**Instructions for the task**
Give the data again, word for word.

**Given records**
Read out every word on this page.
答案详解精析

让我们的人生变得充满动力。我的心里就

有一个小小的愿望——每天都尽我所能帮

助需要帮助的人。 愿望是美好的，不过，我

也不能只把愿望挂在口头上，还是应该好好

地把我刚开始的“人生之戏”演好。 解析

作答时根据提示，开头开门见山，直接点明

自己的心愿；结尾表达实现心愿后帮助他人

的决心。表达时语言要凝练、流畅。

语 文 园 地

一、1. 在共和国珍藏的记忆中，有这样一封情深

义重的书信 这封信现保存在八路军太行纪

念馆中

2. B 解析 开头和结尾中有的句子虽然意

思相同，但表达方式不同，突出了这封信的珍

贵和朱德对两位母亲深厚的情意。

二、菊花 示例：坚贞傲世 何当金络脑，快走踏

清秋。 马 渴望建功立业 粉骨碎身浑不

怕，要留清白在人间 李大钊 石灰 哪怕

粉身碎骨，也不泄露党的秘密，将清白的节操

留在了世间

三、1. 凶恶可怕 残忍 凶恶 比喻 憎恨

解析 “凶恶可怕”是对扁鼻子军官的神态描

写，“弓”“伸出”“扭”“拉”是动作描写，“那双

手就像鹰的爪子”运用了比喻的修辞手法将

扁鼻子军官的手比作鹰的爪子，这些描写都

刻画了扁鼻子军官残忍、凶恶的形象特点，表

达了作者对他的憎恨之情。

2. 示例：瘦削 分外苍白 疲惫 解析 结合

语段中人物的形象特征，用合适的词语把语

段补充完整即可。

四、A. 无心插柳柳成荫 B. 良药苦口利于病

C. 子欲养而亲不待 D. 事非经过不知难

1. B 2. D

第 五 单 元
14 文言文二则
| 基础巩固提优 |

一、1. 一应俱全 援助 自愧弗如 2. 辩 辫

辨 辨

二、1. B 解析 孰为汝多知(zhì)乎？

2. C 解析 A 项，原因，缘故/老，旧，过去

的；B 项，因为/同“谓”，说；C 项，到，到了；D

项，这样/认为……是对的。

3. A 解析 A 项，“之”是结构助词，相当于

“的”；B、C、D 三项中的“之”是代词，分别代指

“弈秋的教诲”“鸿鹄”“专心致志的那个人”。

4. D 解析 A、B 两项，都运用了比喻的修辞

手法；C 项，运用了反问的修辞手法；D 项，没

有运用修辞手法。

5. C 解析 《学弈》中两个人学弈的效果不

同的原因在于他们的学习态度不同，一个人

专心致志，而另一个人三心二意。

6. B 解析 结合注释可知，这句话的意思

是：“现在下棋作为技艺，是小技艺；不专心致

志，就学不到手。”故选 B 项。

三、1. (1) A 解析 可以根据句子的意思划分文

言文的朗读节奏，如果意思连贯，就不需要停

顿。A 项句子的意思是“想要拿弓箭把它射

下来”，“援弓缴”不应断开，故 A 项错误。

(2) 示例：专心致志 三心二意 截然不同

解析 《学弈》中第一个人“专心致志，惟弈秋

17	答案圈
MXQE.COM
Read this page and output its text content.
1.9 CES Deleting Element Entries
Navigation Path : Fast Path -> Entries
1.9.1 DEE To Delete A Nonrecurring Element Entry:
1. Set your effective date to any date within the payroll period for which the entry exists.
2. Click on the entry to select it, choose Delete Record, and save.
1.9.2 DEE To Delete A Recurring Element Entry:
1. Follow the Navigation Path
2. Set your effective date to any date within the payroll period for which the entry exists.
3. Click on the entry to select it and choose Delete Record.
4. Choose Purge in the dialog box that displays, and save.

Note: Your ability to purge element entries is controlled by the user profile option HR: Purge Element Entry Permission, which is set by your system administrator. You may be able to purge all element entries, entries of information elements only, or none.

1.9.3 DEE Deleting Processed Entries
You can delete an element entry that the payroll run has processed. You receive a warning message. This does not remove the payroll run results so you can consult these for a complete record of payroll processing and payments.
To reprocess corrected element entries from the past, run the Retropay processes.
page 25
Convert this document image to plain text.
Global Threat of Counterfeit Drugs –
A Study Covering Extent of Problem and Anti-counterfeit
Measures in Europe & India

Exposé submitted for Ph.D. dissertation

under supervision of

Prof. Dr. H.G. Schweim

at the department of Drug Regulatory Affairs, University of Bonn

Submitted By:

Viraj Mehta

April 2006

**Full output**
Read out every word on this page.
答案详解精析

让我们的人生变得充满动力。我的心里就

有一个小小的愿望——每天都尽我所能帮

助需要帮助的人。 愿望是美好的，不过，我

也不能只把愿望挂在口头上，还是应该好好

地把我刚开始的“人生之戏”演好。 解析

作答时根据提示，开头开门见山，直接点明

自己的心愿；结尾表达实现心愿后帮助他人

的决心。表达时语言要凝练、流畅。

语 文 园 地

一、1. 在共和国珍藏的记忆中，有这样一封情深

义重的书信 这封信现保存在八路军太行纪

念馆中

2. B 解析 开头和结尾中有的句子虽然意

思相同，但表达方式不同，突出了这封信的珍

贵和朱德对两位母亲深厚的情意。

二、菊花 示例：坚贞傲世 何当金络脑，快走踏

清秋。 马 渴望建功立业 粉骨碎身浑不

怕，要留清白在人间 李大钊 石灰 哪怕

粉身碎骨，也不泄露党的秘密，将清白的节操

留在了世间

三、1. 凶恶可怕 残忍 凶恶 比喻 憎恨

解析 “凶恶可怕”是对扁鼻子军官的神态描

写，“弓”“伸出”“扭”“拉”是动作描写，“那双

手就像鹰的爪子”运用了比喻的修辞手法将

扁鼻子军官的手比作鹰的爪子，这些描写都

刻画了扁鼻子军官残忍、凶恶的形象特点，表

达了作者对他的憎恨之情。

2. 示例：瘦削 分外苍白 疲惫 解析 结合

语段中人物的形象特征，用合适的词语把语

段补充完整即可。

四、A. 无心插柳柳成荫 B. 良药苦口利于病

C. 子欲养而亲不待 D. 事非经过不知难

1. B 2. D

第 五 单 元
14 文言文二则
| 基础巩固提优 |

一、1. 一应俱全 援助 自愧弗如 2. 辩 辫

辨 辨

二、1. B 解析 孰为汝多知(zhì)乎？

2. C 解析 A 项，原因，缘故/老，旧，过去

的；B 项，因为/同“谓”，说；C 项，到，到了；D

项，这样/认为……是对的。

3. A 解析 A 项，“之”是结构助词，相当于

“的”；B、C、D 三项中的“之”是代词，分别代指

“弈秋的教诲”“鸿鹄”“专心致志的那个人”。

4. D 解析 A、B 两项，都运用了比喻的修辞

手法；C 项，运用了反问的修辞手法；D 项，没

有运用修辞手法。

5. C 解析 《学弈》中两个人学弈的效果不

同的原因在于他们的学习态度不同，一个人

专心致志，而另一个人三心二意。

6. B 解析 结合注释可知，这句话的意思

是：“现在下棋作为技艺，是小技艺；不专心致

志，就学不到手。”故选 B 项。

三、1. (1) A 解析 可以根据句子的意思划分文

言文的朗读节奏，如果意思连贯，就不需要停

顿。A 项句子的意思是“想要拿弓箭把它射

下来”，“援弓缴”不应断开，故 A 项错误。

(2) 示例：专心致志 三心二意 截然不同

解析 《学弈》中第一个人“专心致志，惟弈秋

17	答案圈
MXQE.COM
Read this page and output its text content.
1.9 CES Deleting Element Entries
Navigation Path : Fast Path -> Entries
1.9.1 DEE To Delete A Nonrecurring Element Entry:
1. Set your effective date to any date within the payroll period for which the entry exists.
2. Click on the entry to select it, choose Delete Record, and save.
1.9.2 DEE To Delete A Recurring Element Entry:
1. Follow the Navigation Path
2. Set your effective date to any date within the payroll period for which the entry exists.
3. Click on the entry to select it and choose Delete Record.
4. Choose Purge in the dialog box that displays, and save.

Note: Your ability to purge element entries is controlled by the user profile option HR: Purge Element Entry Permission, which is set by your system administrator. You may be able to purge all element entries, entries of information elements only, or none.

1.9.3 DEE Deleting Processed Entries
You can delete an element entry that the payroll run has processed. You receive a warning message. This does not remove the payroll run results so you can consult these for a complete record of payroll processing and payments.
To reprocess corrected element entries from the past, run the Retropay processes.
page 25
Convert this document image to plain text.
Global Threat of Counterfeit Drugs –
A Study Covering Extent of Problem and Anti-counterfeit
Measures in Europe & India

Exposé submitted for Ph.D. dissertation

under supervision of

Prof. Dr. H.G. Schweim

at the department of Drug Regulatory Affairs, University of Bonn

Submitted By:

Viraj Mehta

April 2006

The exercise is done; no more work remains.